━━━━━ MATERIAL PROVIDED

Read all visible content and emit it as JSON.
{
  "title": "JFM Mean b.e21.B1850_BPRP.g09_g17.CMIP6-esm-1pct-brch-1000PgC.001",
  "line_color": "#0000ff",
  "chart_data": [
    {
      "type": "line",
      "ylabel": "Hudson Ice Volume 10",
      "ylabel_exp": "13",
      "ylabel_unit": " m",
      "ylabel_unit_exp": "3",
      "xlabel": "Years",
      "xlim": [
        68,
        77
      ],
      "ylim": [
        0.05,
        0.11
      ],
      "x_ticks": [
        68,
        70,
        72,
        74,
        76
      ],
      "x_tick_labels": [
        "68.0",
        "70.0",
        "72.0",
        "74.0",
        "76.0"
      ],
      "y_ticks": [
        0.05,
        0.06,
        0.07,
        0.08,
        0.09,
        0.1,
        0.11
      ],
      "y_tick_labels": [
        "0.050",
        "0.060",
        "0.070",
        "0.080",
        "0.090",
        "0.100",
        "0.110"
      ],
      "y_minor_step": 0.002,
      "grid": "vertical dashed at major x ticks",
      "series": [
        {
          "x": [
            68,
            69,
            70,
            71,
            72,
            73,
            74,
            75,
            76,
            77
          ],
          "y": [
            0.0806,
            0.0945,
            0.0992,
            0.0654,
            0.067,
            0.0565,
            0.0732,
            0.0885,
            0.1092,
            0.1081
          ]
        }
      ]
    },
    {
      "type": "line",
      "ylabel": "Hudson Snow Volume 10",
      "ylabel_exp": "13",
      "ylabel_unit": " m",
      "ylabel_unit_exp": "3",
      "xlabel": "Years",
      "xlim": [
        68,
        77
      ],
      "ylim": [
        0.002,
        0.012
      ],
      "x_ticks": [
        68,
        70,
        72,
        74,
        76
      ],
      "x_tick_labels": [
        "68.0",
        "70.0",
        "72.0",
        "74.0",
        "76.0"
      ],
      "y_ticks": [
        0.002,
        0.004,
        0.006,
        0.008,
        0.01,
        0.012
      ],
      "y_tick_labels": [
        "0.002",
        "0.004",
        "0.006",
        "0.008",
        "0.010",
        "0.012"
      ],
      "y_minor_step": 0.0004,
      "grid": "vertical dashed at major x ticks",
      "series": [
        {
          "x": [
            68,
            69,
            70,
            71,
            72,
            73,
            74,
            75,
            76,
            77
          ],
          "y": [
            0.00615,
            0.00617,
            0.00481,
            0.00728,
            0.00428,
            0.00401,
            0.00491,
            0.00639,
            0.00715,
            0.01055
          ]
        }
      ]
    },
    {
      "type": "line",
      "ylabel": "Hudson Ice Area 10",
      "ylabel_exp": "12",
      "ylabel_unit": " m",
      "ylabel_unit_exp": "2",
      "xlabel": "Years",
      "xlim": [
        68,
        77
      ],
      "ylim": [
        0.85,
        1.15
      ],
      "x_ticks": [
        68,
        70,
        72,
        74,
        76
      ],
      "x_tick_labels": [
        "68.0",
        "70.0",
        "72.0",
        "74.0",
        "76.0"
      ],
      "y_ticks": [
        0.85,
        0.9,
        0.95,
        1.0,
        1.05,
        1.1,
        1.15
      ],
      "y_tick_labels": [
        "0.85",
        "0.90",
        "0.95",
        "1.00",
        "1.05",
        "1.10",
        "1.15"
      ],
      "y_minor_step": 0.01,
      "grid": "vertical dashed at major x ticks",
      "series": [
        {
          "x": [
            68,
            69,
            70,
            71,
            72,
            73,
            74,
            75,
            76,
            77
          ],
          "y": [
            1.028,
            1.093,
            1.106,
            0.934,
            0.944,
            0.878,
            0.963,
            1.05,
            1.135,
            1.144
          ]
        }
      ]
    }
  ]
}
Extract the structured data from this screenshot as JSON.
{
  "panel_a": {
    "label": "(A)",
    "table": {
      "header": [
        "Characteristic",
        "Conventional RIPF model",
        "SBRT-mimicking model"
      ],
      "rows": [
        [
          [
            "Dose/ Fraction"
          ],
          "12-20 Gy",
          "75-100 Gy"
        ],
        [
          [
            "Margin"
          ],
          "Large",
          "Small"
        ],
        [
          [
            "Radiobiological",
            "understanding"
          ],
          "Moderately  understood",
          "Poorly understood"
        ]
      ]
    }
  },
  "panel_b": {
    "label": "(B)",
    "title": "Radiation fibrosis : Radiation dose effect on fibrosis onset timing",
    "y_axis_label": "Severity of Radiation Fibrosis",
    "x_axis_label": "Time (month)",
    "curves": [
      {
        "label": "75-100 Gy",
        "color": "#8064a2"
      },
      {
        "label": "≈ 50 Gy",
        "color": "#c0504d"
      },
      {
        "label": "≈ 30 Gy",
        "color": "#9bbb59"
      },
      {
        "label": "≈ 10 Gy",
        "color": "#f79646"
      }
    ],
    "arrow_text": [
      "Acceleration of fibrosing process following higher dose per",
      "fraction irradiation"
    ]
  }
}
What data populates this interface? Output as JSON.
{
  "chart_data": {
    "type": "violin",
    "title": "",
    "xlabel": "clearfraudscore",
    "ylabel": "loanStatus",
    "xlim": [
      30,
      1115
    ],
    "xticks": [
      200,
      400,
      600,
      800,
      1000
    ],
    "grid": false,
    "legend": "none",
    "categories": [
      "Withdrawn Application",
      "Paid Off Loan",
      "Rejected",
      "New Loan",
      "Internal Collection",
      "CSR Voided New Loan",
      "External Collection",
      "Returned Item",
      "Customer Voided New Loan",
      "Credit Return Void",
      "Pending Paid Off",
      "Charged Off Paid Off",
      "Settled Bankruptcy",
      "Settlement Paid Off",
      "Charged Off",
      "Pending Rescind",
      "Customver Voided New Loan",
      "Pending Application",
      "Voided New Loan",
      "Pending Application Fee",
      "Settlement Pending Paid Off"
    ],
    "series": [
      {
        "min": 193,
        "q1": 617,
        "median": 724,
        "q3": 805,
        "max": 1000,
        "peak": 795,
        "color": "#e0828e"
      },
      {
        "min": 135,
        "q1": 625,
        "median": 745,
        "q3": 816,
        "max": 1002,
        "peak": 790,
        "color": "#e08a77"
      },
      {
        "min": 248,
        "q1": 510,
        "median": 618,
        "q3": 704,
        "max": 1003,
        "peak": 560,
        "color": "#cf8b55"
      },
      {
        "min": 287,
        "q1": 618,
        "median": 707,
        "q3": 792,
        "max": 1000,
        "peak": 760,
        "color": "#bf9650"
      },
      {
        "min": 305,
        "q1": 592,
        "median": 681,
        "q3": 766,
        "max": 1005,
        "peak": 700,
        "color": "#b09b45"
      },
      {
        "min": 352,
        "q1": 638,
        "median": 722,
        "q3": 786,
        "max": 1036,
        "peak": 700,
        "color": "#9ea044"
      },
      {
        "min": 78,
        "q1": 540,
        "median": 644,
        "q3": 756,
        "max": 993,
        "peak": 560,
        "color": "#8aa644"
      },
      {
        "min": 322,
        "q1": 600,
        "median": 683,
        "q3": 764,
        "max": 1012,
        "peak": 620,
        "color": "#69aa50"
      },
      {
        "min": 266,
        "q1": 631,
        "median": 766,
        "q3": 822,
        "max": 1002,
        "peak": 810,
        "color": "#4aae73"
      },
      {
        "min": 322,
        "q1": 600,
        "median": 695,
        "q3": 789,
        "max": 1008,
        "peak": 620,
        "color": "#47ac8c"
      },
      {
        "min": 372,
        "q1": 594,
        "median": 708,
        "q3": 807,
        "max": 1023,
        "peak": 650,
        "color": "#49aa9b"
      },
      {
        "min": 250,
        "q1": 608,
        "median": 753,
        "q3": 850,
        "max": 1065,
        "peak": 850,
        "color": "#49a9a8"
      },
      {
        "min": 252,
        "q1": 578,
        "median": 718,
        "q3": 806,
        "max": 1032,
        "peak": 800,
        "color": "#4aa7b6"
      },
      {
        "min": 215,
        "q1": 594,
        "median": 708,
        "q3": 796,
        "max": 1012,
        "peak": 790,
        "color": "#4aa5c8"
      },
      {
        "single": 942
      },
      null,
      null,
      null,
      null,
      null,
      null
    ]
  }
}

━━━━━━━━━━

* _TASK PROMPT_: Select every line where the word "Hudson" occurs.

* _TASK SOLUTION_:
      "ylabel": "Hudson Ice Volume 10",
      "ylabel": "Hudson Snow Volume 10",
      "ylabel": "Hudson Ice Area 10",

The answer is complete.